* Problem description: Set down each line of the material that follows, exactly, with no pictures.
*** Data for this exercise
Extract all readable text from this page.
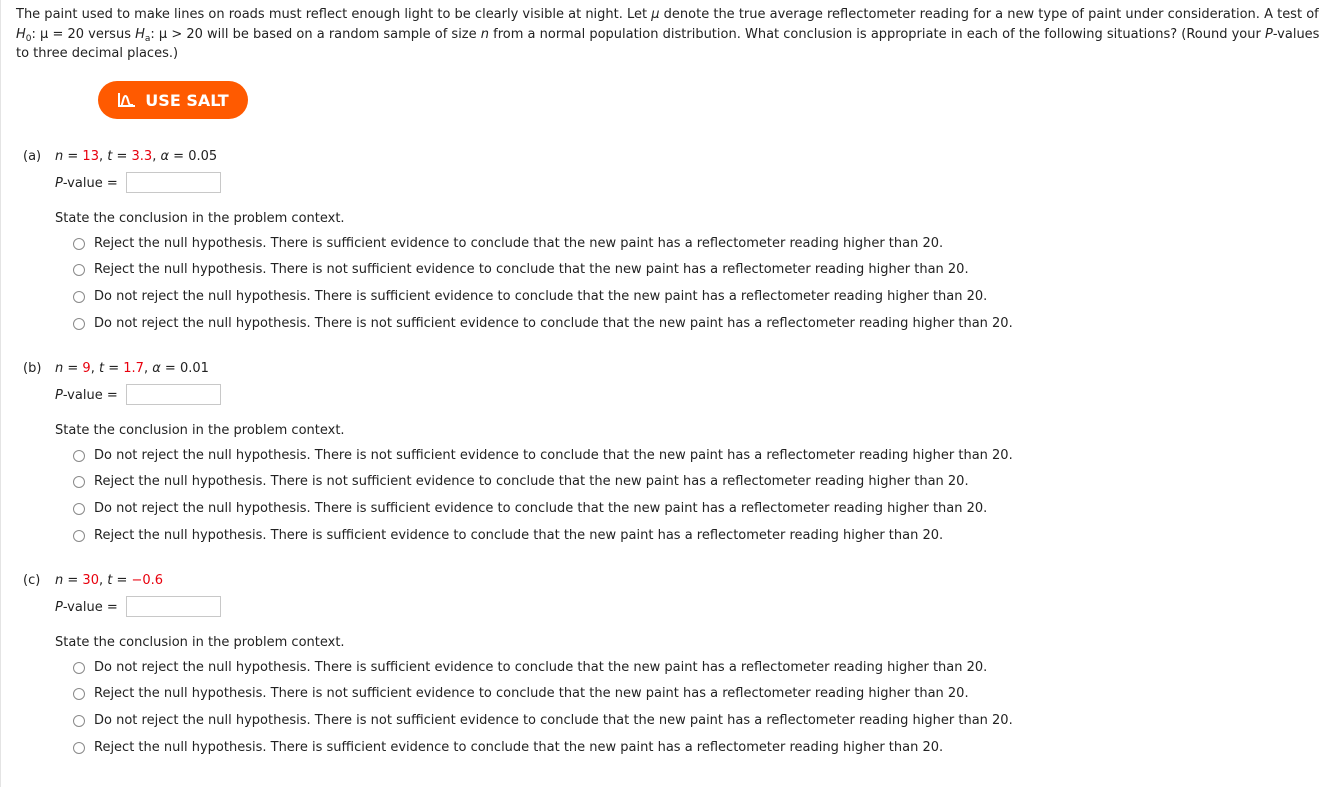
The paint used to make lines on roads must reflect enough light to be clearly visible at night. Let μ denote the true average reflectometer reading for a new type of paint under consideration. A test of $H_0$: μ = 20 versus $H_a$: μ > 20 will be based on a random sample of size n from a normal population distribution. What conclusion is appropriate in each of the following situations? (Round your P-values to three decimal places.)
USE SALT
(a) n = 13, t = 3.3, α = 0.05
P-value =
State the conclusion in the problem context.
Reject the null hypothesis. There is sufficient evidence to conclude that the new paint has a reflectometer reading higher than 20.
Reject the null hypothesis. There is not sufficient evidence to conclude that the new paint has a reflectometer reading higher than 20.
Do not reject the null hypothesis. There is sufficient evidence to conclude that the new paint has a reflectometer reading higher than 20.
Do not reject the null hypothesis. There is not sufficient evidence to conclude that the new paint has a reflectometer reading higher than 20.
(b) n = 9, t = 1.7, α = 0.01
P-value =
State the conclusion in the problem context.
Do not reject the null hypothesis. There is not sufficient evidence to conclude that the new paint has a reflectometer reading higher than 20.
Reject the null hypothesis. There is not sufficient evidence to conclude that the new paint has a reflectometer reading higher than 20.
Do not reject the null hypothesis. There is sufficient evidence to conclude that the new paint has a reflectometer reading higher than 20.
Reject the null hypothesis. There is sufficient evidence to conclude that the new paint has a reflectometer reading higher than 20.
(c) n = 30, t = −0.6
P-value =
State the conclusion in the problem context.
Do not reject the null hypothesis. There is sufficient evidence to conclude that the new paint has a reflectometer reading higher than 20.
Reject the null hypothesis. There is not sufficient evidence to conclude that the new paint has a reflectometer reading higher than 20.
Do not reject the null hypothesis. There is not sufficient evidence to conclude that the new paint has a reflectometer reading higher than 20.
Reject the null hypothesis. There is sufficient evidence to conclude that the new paint has a reflectometer reading higher than 20.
******
* Response below:
Extract all readable text from this page.
The paint used to make lines on roads must reflect enough light to be clearly visible at night. Let μ denote the true average reflectometer reading for a new type of paint under consideration. A test of $H_0$: μ = 20 versus $H_a$: μ > 20 will be based on a random sample of size n from a normal population distribution. What conclusion is appropriate in each of the following situations? (Round your P-values to three decimal places.)
USE SALT
(a) n = 13, t = 3.3, α = 0.05
P-value =
State the conclusion in the problem context.
Reject the null hypothesis. There is sufficient evidence to conclude that the new paint has a reflectometer reading higher than 20.
Reject the null hypothesis. There is not sufficient evidence to conclude that the new paint has a reflectometer reading higher than 20.
Do not reject the null hypothesis. There is sufficient evidence to conclude that the new paint has a reflectometer reading higher than 20.
Do not reject the null hypothesis. There is not sufficient evidence to conclude that the new paint has a reflectometer reading higher than 20.
(b) n = 9, t = 1.7, α = 0.01
P-value =
State the conclusion in the problem context.
Do not reject the null hypothesis. There is not sufficient evidence to conclude that the new paint has a reflectometer reading higher than 20.
Reject the null hypothesis. There is not sufficient evidence to conclude that the new paint has a reflectometer reading higher than 20.
Do not reject the null hypothesis. There is sufficient evidence to conclude that the new paint has a reflectometer reading higher than 20.
Reject the null hypothesis. There is sufficient evidence to conclude that the new paint has a reflectometer reading higher than 20.
(c) n = 30, t = −0.6
P-value =
State the conclusion in the problem context.
Do not reject the null hypothesis. There is sufficient evidence to conclude that the new paint has a reflectometer reading higher than 20.
Reject the null hypothesis. There is not sufficient evidence to conclude that the new paint has a reflectometer reading higher than 20.
Do not reject the null hypothesis. There is not sufficient evidence to conclude that the new paint has a reflectometer reading higher than 20.
Reject the null hypothesis. There is sufficient evidence to conclude that the new paint has a reflectometer reading higher than 20.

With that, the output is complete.